TO BE DONE:
Where a line of the material contains the string "memory", copy that line.

※ ※ ※

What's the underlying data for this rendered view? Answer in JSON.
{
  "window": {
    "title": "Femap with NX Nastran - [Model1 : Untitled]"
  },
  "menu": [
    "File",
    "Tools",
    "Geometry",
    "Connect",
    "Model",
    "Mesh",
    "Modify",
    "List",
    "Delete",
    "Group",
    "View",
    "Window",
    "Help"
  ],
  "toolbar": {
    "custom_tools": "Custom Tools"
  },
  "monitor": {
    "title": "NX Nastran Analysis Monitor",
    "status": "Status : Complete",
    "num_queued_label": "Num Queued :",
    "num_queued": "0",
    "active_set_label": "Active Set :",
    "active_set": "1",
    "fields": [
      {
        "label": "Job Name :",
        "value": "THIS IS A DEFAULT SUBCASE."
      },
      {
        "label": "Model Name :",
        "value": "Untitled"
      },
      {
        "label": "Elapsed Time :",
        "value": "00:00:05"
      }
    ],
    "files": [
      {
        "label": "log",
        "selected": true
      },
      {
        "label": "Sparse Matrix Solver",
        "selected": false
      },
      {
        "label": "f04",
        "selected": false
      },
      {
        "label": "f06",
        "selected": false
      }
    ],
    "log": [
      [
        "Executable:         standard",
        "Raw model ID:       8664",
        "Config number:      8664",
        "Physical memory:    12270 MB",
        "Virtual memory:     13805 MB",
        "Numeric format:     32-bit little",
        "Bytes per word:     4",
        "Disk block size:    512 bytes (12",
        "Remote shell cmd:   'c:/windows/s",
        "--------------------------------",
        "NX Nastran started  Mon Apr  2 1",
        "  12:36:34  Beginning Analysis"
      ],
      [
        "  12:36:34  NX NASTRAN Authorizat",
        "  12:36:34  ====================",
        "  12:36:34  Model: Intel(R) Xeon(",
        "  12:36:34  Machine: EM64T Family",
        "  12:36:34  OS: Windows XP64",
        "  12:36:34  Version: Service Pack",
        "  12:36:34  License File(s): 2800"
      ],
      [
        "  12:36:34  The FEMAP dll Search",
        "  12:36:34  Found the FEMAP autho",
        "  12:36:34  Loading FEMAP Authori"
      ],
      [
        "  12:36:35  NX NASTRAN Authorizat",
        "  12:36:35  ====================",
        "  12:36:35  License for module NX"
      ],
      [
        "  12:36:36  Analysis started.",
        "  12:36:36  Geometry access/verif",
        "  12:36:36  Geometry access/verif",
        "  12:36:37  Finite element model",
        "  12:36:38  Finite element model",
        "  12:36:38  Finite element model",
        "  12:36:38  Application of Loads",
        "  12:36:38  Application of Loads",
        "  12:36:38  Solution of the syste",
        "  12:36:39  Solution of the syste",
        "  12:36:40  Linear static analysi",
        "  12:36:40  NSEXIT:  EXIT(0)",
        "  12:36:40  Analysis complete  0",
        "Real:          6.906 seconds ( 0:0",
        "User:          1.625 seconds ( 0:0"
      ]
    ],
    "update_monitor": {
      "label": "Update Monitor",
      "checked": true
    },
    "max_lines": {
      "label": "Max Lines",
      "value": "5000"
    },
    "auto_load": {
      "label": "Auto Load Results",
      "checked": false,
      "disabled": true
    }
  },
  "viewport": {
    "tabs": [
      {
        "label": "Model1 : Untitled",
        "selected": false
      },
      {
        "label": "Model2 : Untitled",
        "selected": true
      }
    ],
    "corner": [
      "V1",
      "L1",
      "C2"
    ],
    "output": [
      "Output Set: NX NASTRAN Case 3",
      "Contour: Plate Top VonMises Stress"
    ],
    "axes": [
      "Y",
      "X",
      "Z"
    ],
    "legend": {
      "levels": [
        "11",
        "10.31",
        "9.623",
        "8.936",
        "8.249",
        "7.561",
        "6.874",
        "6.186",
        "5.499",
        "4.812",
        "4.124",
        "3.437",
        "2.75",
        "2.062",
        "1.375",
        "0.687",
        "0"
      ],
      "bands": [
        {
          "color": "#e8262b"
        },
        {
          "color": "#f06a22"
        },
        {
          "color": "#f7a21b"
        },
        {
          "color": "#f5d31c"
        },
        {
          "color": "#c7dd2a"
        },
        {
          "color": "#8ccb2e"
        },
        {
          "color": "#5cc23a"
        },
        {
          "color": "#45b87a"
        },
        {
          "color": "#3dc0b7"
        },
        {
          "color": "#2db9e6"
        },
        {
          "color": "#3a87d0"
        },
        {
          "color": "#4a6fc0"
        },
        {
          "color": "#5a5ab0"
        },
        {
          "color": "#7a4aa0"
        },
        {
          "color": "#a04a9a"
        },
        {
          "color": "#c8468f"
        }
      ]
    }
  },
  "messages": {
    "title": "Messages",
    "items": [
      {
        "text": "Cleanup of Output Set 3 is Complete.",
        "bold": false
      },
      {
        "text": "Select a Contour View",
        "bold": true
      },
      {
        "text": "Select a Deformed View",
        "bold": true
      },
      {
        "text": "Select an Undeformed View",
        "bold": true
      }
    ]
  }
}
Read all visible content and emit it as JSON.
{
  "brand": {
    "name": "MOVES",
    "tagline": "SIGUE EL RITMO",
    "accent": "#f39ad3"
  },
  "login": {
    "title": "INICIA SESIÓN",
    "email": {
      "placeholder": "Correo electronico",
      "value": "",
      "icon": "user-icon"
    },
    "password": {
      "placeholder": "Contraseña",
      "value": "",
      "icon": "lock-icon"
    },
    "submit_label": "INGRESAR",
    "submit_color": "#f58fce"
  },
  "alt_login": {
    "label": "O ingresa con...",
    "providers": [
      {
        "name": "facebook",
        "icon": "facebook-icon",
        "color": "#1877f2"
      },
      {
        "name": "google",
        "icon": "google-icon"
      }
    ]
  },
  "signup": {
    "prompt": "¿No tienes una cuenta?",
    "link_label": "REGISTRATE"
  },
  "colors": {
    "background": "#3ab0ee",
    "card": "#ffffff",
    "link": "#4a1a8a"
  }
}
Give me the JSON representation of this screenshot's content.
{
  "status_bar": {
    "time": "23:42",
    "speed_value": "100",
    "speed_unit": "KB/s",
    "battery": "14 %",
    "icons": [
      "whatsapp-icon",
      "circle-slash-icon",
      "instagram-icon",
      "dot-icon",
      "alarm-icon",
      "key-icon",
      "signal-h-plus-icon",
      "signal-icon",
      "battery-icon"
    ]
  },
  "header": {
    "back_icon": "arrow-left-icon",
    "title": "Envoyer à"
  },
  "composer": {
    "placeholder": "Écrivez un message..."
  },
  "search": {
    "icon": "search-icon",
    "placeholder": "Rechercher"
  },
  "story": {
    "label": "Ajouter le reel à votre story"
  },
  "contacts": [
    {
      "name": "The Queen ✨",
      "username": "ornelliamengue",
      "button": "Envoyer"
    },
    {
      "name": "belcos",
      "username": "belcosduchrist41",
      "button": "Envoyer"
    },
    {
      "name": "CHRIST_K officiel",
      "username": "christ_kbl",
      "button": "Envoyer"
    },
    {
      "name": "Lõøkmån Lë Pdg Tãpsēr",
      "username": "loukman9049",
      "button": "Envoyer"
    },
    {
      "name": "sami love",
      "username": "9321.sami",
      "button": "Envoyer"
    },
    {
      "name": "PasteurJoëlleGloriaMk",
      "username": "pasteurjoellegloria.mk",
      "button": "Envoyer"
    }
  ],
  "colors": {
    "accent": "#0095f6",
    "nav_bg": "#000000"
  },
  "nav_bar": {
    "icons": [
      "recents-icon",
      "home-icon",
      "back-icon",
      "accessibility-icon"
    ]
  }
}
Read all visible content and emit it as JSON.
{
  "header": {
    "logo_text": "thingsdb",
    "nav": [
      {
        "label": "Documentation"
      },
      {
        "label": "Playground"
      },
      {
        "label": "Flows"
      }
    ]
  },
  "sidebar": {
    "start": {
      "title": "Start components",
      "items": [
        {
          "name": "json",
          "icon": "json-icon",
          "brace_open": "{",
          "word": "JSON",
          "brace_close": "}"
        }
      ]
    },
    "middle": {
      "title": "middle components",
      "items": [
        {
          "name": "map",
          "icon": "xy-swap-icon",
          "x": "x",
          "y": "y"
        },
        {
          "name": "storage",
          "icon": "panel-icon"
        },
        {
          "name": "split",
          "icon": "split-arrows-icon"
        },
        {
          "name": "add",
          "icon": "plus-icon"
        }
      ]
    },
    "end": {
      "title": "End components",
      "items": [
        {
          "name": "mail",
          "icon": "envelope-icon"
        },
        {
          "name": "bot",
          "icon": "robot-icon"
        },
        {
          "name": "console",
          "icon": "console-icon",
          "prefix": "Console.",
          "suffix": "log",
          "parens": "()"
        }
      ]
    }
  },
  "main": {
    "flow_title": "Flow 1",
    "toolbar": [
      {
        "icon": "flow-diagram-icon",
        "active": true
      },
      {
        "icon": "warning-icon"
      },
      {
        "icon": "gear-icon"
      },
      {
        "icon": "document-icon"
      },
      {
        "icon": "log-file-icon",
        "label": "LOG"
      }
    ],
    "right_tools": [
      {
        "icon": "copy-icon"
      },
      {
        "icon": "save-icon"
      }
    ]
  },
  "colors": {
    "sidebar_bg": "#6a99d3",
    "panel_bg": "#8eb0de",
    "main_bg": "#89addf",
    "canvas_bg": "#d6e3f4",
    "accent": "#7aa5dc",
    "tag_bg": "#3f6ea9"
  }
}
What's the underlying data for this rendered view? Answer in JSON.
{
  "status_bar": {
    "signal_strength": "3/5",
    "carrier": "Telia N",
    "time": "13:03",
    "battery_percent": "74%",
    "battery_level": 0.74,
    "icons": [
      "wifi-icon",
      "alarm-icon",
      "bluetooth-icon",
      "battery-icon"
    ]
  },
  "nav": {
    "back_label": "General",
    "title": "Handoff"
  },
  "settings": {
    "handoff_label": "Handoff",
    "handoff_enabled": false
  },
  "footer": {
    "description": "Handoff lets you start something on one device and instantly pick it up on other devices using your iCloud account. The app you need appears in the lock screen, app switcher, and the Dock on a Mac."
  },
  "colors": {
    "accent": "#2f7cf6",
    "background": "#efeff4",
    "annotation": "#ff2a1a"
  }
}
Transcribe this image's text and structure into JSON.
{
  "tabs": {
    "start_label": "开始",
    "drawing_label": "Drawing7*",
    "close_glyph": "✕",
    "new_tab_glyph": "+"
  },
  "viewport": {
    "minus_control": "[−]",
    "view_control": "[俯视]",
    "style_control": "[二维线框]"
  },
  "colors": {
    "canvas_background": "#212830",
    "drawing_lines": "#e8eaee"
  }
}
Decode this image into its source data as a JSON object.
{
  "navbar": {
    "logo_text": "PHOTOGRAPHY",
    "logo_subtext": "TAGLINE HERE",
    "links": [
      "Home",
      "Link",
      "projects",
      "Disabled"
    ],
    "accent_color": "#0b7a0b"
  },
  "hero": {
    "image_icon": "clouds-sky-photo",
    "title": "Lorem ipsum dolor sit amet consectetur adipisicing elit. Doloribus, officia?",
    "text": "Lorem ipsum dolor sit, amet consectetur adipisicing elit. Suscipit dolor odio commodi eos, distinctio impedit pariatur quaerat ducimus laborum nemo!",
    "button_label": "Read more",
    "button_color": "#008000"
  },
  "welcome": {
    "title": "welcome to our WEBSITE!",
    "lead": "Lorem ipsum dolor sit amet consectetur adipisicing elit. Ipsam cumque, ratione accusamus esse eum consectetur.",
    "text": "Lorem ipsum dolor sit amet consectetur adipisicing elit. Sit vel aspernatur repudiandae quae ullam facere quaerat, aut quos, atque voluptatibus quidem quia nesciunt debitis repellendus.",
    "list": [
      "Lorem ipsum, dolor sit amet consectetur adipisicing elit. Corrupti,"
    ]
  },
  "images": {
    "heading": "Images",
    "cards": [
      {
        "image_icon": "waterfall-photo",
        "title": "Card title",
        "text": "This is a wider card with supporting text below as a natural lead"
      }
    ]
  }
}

※ ※ ※

PROBLEM SOLUTION:
        "Physical memory:    12270 MB",
        "Virtual memory:     13805 MB",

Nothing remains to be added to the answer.